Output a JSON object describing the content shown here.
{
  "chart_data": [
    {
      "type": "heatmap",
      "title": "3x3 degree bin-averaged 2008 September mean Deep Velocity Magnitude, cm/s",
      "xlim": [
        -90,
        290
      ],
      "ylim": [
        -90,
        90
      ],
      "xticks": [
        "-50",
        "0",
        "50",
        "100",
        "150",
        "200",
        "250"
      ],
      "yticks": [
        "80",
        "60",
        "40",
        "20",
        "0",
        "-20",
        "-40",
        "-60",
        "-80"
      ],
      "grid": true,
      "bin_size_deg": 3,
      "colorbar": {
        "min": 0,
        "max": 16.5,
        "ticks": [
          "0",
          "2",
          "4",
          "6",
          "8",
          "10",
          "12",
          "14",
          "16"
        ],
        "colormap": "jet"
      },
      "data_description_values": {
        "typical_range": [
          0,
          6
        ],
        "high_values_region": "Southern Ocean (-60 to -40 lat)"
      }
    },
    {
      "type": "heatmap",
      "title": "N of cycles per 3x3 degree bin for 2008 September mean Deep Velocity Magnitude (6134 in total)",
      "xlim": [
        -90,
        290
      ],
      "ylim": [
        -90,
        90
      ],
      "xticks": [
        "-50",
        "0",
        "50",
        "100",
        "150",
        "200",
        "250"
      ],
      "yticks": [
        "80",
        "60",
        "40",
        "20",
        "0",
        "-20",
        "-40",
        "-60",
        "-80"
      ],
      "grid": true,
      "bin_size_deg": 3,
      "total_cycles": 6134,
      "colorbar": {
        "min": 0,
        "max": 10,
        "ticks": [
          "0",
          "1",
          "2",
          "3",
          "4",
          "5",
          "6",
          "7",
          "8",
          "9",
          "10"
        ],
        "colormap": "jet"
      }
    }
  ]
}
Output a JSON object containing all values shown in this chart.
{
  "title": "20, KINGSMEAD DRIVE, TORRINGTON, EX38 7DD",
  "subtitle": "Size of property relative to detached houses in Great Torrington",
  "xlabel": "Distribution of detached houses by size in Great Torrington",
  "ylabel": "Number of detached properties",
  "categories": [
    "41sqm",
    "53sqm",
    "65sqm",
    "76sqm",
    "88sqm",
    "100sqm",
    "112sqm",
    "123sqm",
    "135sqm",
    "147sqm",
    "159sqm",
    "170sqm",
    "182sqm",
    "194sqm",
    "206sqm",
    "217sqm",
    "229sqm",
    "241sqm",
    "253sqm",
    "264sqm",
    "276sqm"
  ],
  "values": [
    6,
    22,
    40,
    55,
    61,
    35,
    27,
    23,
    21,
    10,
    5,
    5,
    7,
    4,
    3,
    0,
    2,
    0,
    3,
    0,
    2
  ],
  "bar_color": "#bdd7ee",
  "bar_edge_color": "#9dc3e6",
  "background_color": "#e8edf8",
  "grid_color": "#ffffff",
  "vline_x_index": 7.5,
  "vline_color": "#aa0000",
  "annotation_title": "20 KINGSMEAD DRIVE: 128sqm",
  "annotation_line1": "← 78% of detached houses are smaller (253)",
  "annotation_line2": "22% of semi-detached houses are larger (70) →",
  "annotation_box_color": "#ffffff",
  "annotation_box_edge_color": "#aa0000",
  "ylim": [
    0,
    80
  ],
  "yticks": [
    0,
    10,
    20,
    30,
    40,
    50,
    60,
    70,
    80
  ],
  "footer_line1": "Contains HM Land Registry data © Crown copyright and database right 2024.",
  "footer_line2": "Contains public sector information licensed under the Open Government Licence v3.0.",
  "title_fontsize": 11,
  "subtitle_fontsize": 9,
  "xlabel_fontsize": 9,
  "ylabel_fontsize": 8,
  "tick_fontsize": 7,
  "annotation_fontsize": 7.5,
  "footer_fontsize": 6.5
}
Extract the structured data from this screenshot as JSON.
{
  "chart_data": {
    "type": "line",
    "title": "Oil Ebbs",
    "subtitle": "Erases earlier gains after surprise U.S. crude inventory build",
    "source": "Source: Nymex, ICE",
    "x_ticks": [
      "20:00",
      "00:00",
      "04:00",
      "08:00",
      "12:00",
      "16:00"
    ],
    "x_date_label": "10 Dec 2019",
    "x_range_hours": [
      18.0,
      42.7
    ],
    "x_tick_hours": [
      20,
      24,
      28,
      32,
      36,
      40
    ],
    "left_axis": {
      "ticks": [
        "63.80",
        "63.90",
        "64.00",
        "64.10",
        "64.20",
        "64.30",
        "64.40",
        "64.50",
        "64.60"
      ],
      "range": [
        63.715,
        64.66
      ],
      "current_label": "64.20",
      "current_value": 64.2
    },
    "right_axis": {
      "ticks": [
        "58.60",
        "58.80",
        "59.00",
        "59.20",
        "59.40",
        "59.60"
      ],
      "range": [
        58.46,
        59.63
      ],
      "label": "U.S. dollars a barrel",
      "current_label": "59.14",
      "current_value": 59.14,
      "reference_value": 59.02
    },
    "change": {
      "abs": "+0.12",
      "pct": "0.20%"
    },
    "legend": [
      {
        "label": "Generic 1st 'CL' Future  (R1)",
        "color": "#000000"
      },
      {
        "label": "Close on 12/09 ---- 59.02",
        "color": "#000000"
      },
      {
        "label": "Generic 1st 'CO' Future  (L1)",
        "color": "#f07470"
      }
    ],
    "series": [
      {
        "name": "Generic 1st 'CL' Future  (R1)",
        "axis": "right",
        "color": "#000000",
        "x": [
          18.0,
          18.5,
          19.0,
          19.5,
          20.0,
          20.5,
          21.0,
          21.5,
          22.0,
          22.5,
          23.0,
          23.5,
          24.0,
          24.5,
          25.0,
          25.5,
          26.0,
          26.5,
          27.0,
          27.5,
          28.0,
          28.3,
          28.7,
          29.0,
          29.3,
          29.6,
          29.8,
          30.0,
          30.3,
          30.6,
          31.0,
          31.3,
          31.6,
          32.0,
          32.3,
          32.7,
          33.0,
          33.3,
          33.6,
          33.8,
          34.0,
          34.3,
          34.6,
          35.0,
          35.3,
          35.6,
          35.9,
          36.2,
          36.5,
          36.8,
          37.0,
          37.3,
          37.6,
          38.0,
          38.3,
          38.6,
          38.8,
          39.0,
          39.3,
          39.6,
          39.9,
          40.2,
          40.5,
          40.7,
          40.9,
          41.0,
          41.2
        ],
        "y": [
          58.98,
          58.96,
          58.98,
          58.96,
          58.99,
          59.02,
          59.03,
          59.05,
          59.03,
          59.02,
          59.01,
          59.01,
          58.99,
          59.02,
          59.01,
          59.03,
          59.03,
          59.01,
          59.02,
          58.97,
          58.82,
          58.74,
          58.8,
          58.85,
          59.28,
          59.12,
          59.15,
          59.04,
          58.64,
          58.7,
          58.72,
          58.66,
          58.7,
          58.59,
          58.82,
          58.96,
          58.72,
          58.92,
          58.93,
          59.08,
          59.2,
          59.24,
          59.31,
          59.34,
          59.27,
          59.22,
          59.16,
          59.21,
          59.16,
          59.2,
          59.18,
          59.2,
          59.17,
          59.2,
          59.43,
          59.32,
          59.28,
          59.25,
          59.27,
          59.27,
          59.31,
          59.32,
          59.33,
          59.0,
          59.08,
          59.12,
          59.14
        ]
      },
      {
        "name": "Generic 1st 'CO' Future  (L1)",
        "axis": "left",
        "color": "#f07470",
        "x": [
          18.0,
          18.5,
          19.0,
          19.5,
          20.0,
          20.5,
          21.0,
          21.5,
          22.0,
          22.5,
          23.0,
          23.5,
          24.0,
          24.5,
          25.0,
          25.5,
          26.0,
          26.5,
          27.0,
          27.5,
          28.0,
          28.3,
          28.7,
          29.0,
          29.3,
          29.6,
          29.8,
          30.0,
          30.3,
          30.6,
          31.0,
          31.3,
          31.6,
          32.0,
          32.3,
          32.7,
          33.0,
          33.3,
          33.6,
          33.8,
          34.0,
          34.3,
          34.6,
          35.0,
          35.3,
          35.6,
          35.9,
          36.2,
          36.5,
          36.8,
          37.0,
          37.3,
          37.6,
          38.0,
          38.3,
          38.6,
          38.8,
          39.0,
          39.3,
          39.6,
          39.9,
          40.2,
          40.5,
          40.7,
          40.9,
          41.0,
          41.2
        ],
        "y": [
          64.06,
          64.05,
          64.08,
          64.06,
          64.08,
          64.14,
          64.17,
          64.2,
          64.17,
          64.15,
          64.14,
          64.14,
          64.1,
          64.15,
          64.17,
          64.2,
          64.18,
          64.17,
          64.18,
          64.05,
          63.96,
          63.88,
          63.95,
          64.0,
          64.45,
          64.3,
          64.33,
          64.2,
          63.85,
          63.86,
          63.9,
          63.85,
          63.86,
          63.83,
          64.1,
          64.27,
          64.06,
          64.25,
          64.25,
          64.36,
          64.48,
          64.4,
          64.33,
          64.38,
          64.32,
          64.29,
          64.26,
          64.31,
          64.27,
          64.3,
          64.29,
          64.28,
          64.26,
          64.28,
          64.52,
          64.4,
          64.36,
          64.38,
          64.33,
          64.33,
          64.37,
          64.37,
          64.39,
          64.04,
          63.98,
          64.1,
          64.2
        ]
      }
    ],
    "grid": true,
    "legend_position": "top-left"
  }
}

= STATED GOAL =
State how many lines of the listing include the word "shown". Reply with the number alone.

= ANSWER TO THE TASK =
2